_Excerpts from a figure dataset_.
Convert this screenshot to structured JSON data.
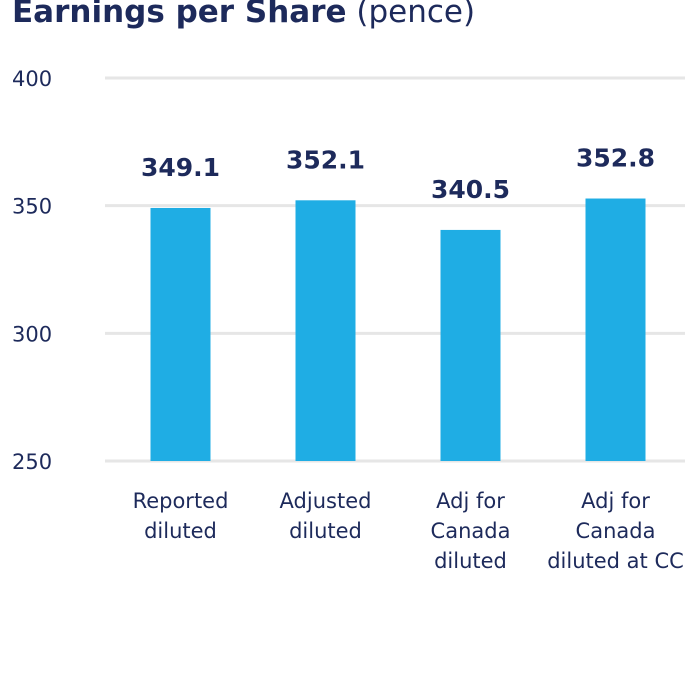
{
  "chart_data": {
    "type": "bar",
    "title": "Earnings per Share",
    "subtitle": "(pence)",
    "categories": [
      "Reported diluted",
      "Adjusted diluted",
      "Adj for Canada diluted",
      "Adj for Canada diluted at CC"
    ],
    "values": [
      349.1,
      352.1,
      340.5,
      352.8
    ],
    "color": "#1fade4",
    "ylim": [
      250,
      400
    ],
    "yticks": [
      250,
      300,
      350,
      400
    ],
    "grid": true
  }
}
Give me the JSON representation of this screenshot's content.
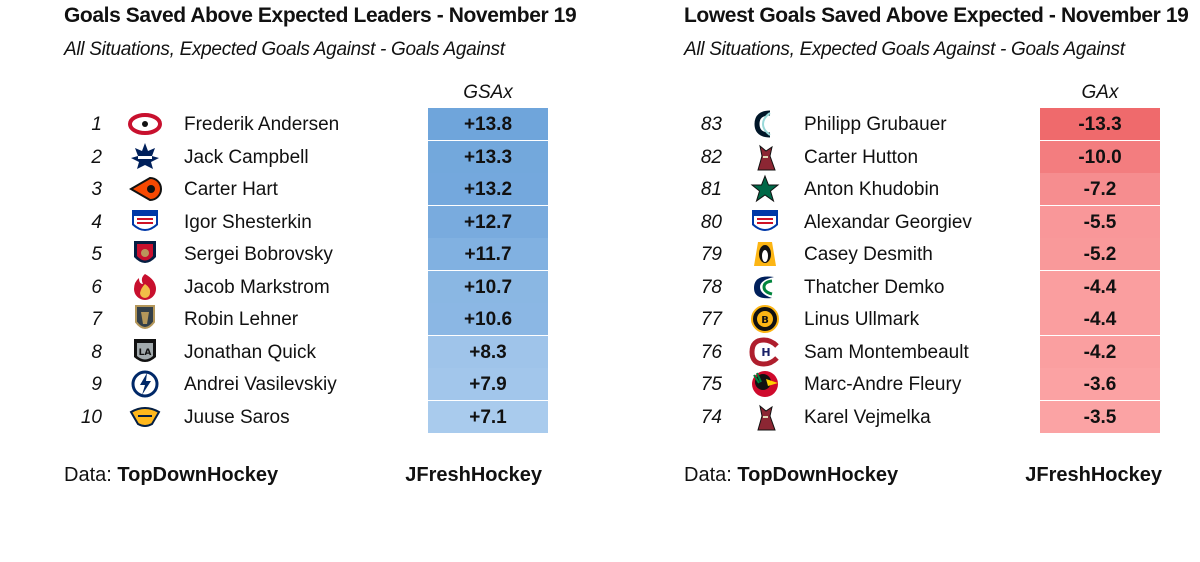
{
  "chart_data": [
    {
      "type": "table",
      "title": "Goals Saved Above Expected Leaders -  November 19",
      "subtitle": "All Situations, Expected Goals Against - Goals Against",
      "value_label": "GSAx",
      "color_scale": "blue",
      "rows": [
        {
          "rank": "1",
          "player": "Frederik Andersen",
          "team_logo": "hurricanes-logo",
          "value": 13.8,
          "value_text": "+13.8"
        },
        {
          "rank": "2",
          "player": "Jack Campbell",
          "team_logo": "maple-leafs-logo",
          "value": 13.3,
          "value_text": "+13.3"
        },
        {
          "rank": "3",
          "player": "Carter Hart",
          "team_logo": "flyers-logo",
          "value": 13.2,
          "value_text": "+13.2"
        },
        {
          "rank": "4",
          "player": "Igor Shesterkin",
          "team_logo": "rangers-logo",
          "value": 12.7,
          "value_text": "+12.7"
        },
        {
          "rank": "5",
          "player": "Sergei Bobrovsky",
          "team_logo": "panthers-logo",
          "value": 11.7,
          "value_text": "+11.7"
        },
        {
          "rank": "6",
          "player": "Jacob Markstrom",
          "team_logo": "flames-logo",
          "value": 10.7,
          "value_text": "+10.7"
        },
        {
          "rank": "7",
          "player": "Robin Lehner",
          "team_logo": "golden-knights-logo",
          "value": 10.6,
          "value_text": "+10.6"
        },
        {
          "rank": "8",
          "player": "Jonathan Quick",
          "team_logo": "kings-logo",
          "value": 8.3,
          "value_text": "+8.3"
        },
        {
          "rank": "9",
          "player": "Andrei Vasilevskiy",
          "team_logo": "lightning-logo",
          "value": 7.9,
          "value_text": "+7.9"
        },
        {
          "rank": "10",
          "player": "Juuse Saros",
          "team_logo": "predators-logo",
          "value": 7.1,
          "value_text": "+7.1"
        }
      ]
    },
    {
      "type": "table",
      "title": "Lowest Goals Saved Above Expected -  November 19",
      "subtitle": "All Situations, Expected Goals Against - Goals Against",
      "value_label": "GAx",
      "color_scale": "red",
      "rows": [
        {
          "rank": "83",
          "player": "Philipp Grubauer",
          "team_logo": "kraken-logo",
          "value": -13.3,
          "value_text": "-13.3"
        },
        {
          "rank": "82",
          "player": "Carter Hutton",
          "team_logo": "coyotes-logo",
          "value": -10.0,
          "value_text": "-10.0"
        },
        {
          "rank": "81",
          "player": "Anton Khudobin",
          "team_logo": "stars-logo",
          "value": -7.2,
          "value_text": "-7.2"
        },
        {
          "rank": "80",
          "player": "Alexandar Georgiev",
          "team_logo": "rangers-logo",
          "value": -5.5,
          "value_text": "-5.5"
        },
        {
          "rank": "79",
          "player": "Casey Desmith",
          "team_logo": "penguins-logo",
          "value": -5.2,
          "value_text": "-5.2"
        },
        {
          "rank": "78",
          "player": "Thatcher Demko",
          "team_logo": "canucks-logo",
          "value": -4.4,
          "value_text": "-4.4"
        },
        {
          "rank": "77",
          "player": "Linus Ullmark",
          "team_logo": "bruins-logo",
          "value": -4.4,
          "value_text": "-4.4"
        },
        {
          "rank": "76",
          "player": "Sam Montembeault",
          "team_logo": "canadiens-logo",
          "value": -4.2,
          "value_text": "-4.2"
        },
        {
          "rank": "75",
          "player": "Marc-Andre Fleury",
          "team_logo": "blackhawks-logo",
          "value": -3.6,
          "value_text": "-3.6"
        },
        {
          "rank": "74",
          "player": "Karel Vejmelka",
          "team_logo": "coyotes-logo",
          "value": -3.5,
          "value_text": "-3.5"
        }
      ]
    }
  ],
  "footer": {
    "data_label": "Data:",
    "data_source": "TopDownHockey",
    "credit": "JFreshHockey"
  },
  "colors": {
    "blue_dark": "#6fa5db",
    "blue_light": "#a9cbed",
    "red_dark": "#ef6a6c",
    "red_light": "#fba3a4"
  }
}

_YOUR TASK_. Transcribe the full listing character for character. Pictures are excluded.

_EXERCISE RESULT_.
Convert this screenshot to structured JSON data.
{
  "chart_data": {
    "type": "bar",
    "title": "Earnings per Share",
    "subtitle": "(pence)",
    "categories": [
      "Reported diluted",
      "Adjusted diluted",
      "Adj for Canada diluted",
      "Adj for Canada diluted at CC"
    ],
    "values": [
      349.1,
      352.1,
      340.5,
      352.8
    ],
    "color": "#1fade4",
    "ylim": [
      250,
      400
    ],
    "yticks": [
      250,
      300,
      350,
      400
    ],
    "grid": true
  }
}
Give me the JSON representation of this screenshot's content.
{
  "chart_data": [
    {
      "type": "table",
      "title": "Goals Saved Above Expected Leaders -  November 19",
      "subtitle": "All Situations, Expected Goals Against - Goals Against",
      "value_label": "GSAx",
      "color_scale": "blue",
      "rows": [
        {
          "rank": "1",
          "player": "Frederik Andersen",
          "team_logo": "hurricanes-logo",
          "value": 13.8,
          "value_text": "+13.8"
        },
        {
          "rank": "2",
          "player": "Jack Campbell",
          "team_logo": "maple-leafs-logo",
          "value": 13.3,
          "value_text": "+13.3"
        },
        {
          "rank": "3",
          "player": "Carter Hart",
          "team_logo": "flyers-logo",
          "value": 13.2,
          "value_text": "+13.2"
        },
        {
          "rank": "4",
          "player": "Igor Shesterkin",
          "team_logo": "rangers-logo",
          "value": 12.7,
          "value_text": "+12.7"
        },
        {
          "rank": "5",
          "player": "Sergei Bobrovsky",
          "team_logo": "panthers-logo",
          "value": 11.7,
          "value_text": "+11.7"
        },
        {
          "rank": "6",
          "player": "Jacob Markstrom",
          "team_logo": "flames-logo",
          "value": 10.7,
          "value_text": "+10.7"
        },
        {
          "rank": "7",
          "player": "Robin Lehner",
          "team_logo": "golden-knights-logo",
          "value": 10.6,
          "value_text": "+10.6"
        },
        {
          "rank": "8",
          "player": "Jonathan Quick",
          "team_logo": "kings-logo",
          "value": 8.3,
          "value_text": "+8.3"
        },
        {
          "rank": "9",
          "player": "Andrei Vasilevskiy",
          "team_logo": "lightning-logo",
          "value": 7.9,
          "value_text": "+7.9"
        },
        {
          "rank": "10",
          "player": "Juuse Saros",
          "team_logo": "predators-logo",
          "value": 7.1,
          "value_text": "+7.1"
        }
      ]
    },
    {
      "type": "table",
      "title": "Lowest Goals Saved Above Expected -  November 19",
      "subtitle": "All Situations, Expected Goals Against - Goals Against",
      "value_label": "GAx",
      "color_scale": "red",
      "rows": [
        {
          "rank": "83",
          "player": "Philipp Grubauer",
          "team_logo": "kraken-logo",
          "value": -13.3,
          "value_text": "-13.3"
        },
        {
          "rank": "82",
          "player": "Carter Hutton",
          "team_logo": "coyotes-logo",
          "value": -10.0,
          "value_text": "-10.0"
        },
        {
          "rank": "81",
          "player": "Anton Khudobin",
          "team_logo": "stars-logo",
          "value": -7.2,
          "value_text": "-7.2"
        },
        {
          "rank": "80",
          "player": "Alexandar Georgiev",
          "team_logo": "rangers-logo",
          "value": -5.5,
          "value_text": "-5.5"
        },
        {
          "rank": "79",
          "player": "Casey Desmith",
          "team_logo": "penguins-logo",
          "value": -5.2,
          "value_text": "-5.2"
        },
        {
          "rank": "78",
          "player": "Thatcher Demko",
          "team_logo": "canucks-logo",
          "value": -4.4,
          "value_text": "-4.4"
        },
        {
          "rank": "77",
          "player": "Linus Ullmark",
          "team_logo": "bruins-logo",
          "value": -4.4,
          "value_text": "-4.4"
        },
        {
          "rank": "76",
          "player": "Sam Montembeault",
          "team_logo": "canadiens-logo",
          "value": -4.2,
          "value_text": "-4.2"
        },
        {
          "rank": "75",
          "player": "Marc-Andre Fleury",
          "team_logo": "blackhawks-logo",
          "value": -3.6,
          "value_text": "-3.6"
        },
        {
          "rank": "74",
          "player": "Karel Vejmelka",
          "team_logo": "coyotes-logo",
          "value": -3.5,
          "value_text": "-3.5"
        }
      ]
    }
  ],
  "footer": {
    "data_label": "Data:",
    "data_source": "TopDownHockey",
    "credit": "JFreshHockey"
  },
  "colors": {
    "blue_dark": "#6fa5db",
    "blue_light": "#a9cbed",
    "red_dark": "#ef6a6c",
    "red_light": "#fba3a4"
  }
}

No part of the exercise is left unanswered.